**PAGE TEXT**
___
NVIDIA To Re-Enable Overclocking Across GeForce 900M Mobility Series Graphics Chips With Next Month’s Driver
One week after NVIDIA disabled overclocking on their GeForce 900M mobility lineup, a representative of the company over at GeForce Forums has reported that NVIDIA will be bringing back the disable feature for their overclocking enthusiasts on the mobility front. The GeForce 900M series which is based on the Maxwell core architecture is quite powerful on the mobility front and has shown its muscles in the overclocking department with the desktop parts however users were not very keen to learn that NVIDIA has decided to disable that part on the mobile chips.
NVIDIA GeForce 900M Overclocking Makes a Return With Upcoming Driver Update
The NVIDIA GeForce 900 and GeForce 900M lineup is top-to-bottom Maxwell based. Maxwell being a very power efficient chips leaves a lot of TDP headroom for overclocking. We have seen 1.5 GHz core clocks on air cooled discrete cards and the same has been seen while overclocking mobility chips with clocks going north of 1150 MHz from its 1038 MHz standard clock speed. But last week, all of a sudden, NVIDIA decided to disable and get rid of overclocking from the GeForce 900M series and stated the following reason for doing so:
“Unfortunately GeForce notebooks were not designed to support overclocking. Overclocking is by no means a trivial feature, and depends on thoughtful design of thermal, electrical, and other considerations. By overclocking a notebook, a user risks serious damage to the system that could result in non-functional systems, reduced notebook life, or many other effects. There was a bug introduced into our drivers which enabled some systems to overclock. This was fixed in a recent update. Our intent was not to remove features from GeForce notebooks, but rather to safeguard systems from operating outside design limits.” via Geforce Forums
Calling the feature a bug is quite surprising since the user is meant to overclock his product by adjusting the clock speeds and everything that goes wrong next is part of the users fault which should void the warranty. But that still doesn’t makes it a big since the user is responsible for he damage done to the product if overclocking goes wrong, not the feature itself. While NVIDIA’s GPU Boost 2.0 technology does leverage the performance in some cases making use of the extra TDP headroom, some of the more old school users still go heavy on over-clocking even high-end notebooks. Hence the fiery bunch of users who were calling NVIDIA out for disabling this feature have now received a response back.
As you know, we are constantly tuning and optimizing the performance of your GeForce PC.We obsess over every possible optimization so that you can enjoy a perfectly stable machine that balances game, thermal, power, and acoustic performance.Still, many of you enjoy pushing the system even further with over-clocking.Our recent driver update disabled overclocking on some GTX notebooks. We heard from many of you that you would like this feature enabled again. So, we will again be enabling overclocking in our upcoming driver release next month for those affected notebooks. If you are eager to regain this capability right away, you can also revert back to 344.75. via GeForce Forums
With overclocking coming back, that might sent a sense of relieve to users after a week worth of overclocking disabled on their notebooks. The driver update is planned for next month in March and there are quite a lot of announcements coming from Green team during the next month too at their press event on March 5th and GTC 2015.
___
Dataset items
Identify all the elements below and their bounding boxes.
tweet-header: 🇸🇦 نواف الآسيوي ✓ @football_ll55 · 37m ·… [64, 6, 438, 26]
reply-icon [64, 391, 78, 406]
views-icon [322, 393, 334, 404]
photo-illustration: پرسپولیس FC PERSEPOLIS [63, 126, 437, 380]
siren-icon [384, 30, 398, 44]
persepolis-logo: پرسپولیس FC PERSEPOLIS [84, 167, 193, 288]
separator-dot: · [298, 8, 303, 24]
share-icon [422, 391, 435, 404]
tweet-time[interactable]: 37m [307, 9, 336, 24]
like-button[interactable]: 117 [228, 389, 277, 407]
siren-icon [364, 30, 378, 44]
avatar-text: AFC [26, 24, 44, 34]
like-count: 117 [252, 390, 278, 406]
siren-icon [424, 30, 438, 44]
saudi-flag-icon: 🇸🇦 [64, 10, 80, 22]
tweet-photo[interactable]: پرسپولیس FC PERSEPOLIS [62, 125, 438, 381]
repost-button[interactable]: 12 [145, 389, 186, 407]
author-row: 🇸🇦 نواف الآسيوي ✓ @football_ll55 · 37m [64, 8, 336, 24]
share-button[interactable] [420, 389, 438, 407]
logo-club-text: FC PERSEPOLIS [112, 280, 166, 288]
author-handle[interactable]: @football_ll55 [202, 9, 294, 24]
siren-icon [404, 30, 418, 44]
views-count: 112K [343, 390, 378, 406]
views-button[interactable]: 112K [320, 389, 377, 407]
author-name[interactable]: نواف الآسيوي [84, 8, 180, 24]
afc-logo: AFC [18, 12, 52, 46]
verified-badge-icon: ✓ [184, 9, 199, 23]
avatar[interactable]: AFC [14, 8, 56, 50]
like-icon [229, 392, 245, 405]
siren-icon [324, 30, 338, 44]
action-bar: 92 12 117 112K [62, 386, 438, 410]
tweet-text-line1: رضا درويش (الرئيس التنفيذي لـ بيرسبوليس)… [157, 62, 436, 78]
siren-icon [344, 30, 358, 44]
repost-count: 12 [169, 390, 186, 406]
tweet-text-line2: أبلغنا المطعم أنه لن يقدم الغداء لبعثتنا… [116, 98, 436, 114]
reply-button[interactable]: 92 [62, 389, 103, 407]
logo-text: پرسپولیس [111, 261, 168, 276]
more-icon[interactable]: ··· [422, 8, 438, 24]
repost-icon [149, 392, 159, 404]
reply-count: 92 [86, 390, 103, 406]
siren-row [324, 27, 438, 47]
___
Rewrite the article on NVIDIA bringing back overclocking from "NVIDIA To Re-Enable" up to and including "the mobile chips.", changing "overclocking enthusiasts" to "overclocking fans".

**SOLUTION TO THIS EXERCISE**
NVIDIA To Re-Enable Overclocking Across GeForce 900M Mobility Series Graphics Chips With Next Month’s Driver
One week after NVIDIA disabled overclocking on their GeForce 900M mobility lineup, a representative of the company over at GeForce Forums has reported that NVIDIA will be bringing back the disable feature for their overclocking fans on the mobility front. The GeForce 900M series which is based on the Maxwell core architecture is quite powerful on the mobility front and has shown its muscles in the overclocking department with the desktop parts however users were not very keen to learn that NVIDIA has decided to disable that part on the mobile chips.